_DATA FOR THIS EXERCISE_

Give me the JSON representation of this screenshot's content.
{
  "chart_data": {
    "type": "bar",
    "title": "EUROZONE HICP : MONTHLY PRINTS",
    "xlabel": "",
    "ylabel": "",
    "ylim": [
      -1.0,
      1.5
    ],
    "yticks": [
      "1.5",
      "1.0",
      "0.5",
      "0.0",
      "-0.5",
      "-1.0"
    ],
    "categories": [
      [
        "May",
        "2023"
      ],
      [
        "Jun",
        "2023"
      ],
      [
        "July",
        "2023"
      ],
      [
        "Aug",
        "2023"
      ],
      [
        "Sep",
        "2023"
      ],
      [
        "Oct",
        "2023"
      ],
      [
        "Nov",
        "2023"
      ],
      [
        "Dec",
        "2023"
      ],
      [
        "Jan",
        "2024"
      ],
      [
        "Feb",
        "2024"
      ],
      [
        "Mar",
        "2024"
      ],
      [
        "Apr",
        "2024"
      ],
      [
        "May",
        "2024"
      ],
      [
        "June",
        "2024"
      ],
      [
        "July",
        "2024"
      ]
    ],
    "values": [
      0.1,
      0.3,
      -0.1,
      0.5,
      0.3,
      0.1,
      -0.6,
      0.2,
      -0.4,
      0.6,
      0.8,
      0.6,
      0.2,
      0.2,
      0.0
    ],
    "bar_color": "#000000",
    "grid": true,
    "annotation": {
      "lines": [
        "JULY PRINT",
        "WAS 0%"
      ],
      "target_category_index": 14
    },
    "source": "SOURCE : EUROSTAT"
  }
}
--
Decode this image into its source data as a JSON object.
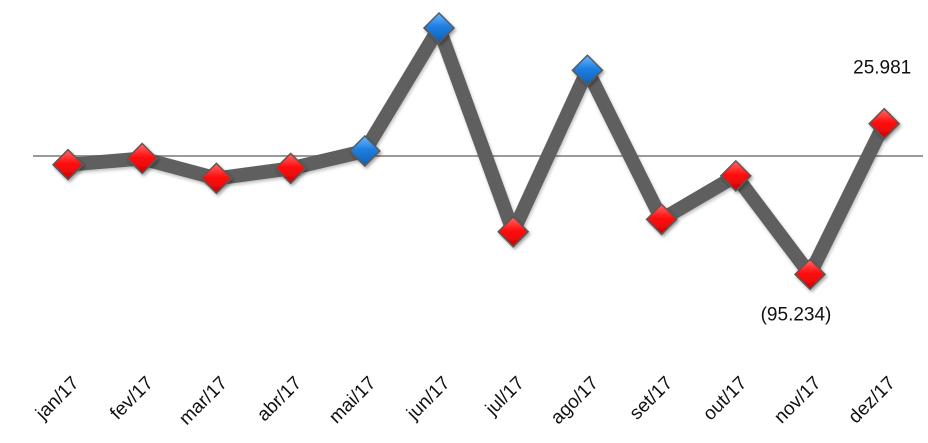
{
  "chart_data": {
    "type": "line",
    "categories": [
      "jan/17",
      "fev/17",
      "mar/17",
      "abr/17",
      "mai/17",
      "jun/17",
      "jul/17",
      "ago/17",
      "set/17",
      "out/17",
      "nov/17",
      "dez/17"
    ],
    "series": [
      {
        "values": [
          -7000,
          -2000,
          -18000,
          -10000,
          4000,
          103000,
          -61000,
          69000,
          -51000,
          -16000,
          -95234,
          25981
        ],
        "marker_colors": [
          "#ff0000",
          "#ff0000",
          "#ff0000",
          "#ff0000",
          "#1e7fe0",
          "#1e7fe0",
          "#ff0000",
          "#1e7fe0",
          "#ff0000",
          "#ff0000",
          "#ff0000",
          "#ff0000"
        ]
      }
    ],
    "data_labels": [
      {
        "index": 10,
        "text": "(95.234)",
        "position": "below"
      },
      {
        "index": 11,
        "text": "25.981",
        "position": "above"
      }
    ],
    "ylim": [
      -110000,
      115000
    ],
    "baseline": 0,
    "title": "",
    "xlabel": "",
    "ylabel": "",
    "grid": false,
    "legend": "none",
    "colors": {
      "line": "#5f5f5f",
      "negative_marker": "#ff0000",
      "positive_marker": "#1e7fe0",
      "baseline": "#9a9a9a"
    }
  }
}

_INSTRUCTIONS TO FOLLOW_
What is the number of lines in this material that hold the string "JSON"? Answer with that number only.

_RESULT OF THIS EXERCISE_
2